■ Problem requirements: Return the whole listing, line for line, without the pictures in it.

■ Structured figure records:
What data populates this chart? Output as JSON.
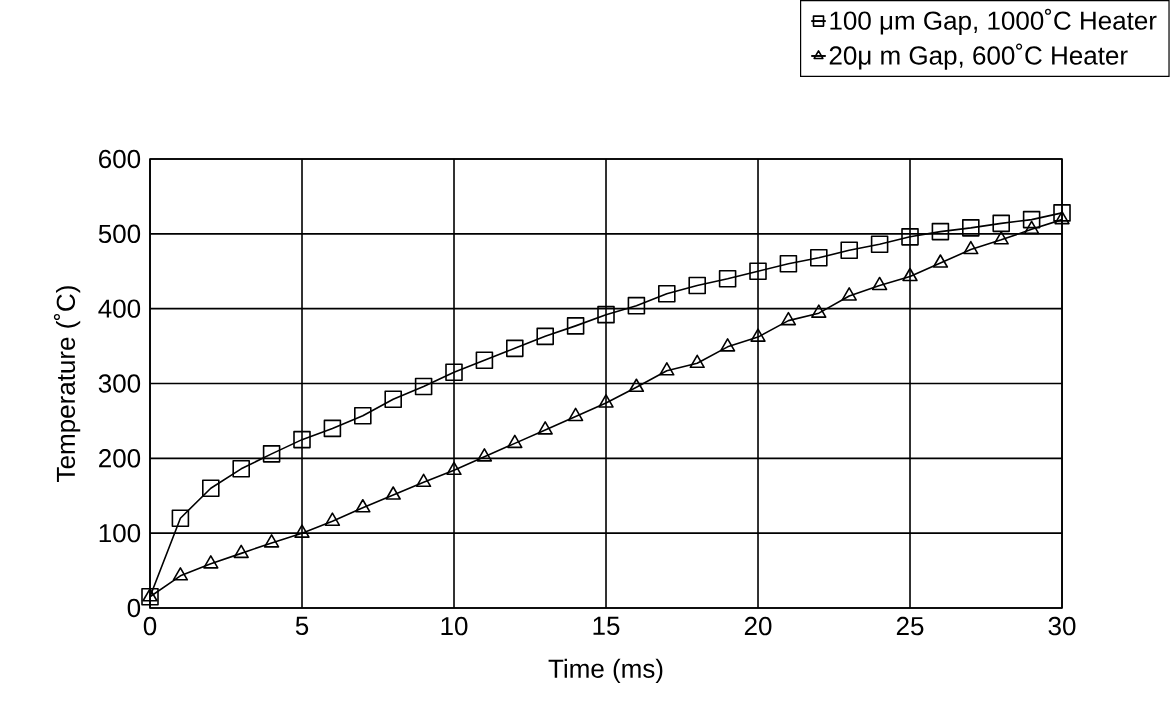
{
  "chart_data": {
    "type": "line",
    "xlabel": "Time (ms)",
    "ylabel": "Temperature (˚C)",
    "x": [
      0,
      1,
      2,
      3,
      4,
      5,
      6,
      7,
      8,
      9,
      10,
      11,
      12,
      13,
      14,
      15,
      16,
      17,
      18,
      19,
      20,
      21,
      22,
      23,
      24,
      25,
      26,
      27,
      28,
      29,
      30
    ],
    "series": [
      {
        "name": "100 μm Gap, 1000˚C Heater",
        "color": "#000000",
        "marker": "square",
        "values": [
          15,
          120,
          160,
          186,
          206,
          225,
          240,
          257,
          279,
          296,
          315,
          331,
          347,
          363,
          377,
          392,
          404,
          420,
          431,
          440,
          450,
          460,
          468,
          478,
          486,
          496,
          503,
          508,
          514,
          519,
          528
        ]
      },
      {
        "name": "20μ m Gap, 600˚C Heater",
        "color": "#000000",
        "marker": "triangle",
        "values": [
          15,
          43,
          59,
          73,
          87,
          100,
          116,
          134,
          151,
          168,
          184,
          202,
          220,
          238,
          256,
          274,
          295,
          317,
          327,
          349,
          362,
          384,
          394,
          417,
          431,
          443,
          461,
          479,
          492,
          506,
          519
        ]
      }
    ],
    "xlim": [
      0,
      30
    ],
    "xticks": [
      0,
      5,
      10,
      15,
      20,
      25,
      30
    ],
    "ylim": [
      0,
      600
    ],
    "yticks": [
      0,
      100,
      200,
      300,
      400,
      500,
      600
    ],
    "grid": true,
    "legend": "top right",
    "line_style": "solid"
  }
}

■ Answer to the task:
What data populates this chart? Output as JSON.
{
  "chart_data": {
    "type": "line",
    "xlabel": "Time (ms)",
    "ylabel": "Temperature (˚C)",
    "x": [
      0,
      1,
      2,
      3,
      4,
      5,
      6,
      7,
      8,
      9,
      10,
      11,
      12,
      13,
      14,
      15,
      16,
      17,
      18,
      19,
      20,
      21,
      22,
      23,
      24,
      25,
      26,
      27,
      28,
      29,
      30
    ],
    "series": [
      {
        "name": "100 μm Gap, 1000˚C Heater",
        "color": "#000000",
        "marker": "square",
        "values": [
          15,
          120,
          160,
          186,
          206,
          225,
          240,
          257,
          279,
          296,
          315,
          331,
          347,
          363,
          377,
          392,
          404,
          420,
          431,
          440,
          450,
          460,
          468,
          478,
          486,
          496,
          503,
          508,
          514,
          519,
          528
        ]
      },
      {
        "name": "20μ m Gap, 600˚C Heater",
        "color": "#000000",
        "marker": "triangle",
        "values": [
          15,
          43,
          59,
          73,
          87,
          100,
          116,
          134,
          151,
          168,
          184,
          202,
          220,
          238,
          256,
          274,
          295,
          317,
          327,
          349,
          362,
          384,
          394,
          417,
          431,
          443,
          461,
          479,
          492,
          506,
          519
        ]
      }
    ],
    "xlim": [
      0,
      30
    ],
    "xticks": [
      0,
      5,
      10,
      15,
      20,
      25,
      30
    ],
    "ylim": [
      0,
      600
    ],
    "yticks": [
      0,
      100,
      200,
      300,
      400,
      500,
      600
    ],
    "grid": true,
    "legend": "top right",
    "line_style": "solid"
  }
}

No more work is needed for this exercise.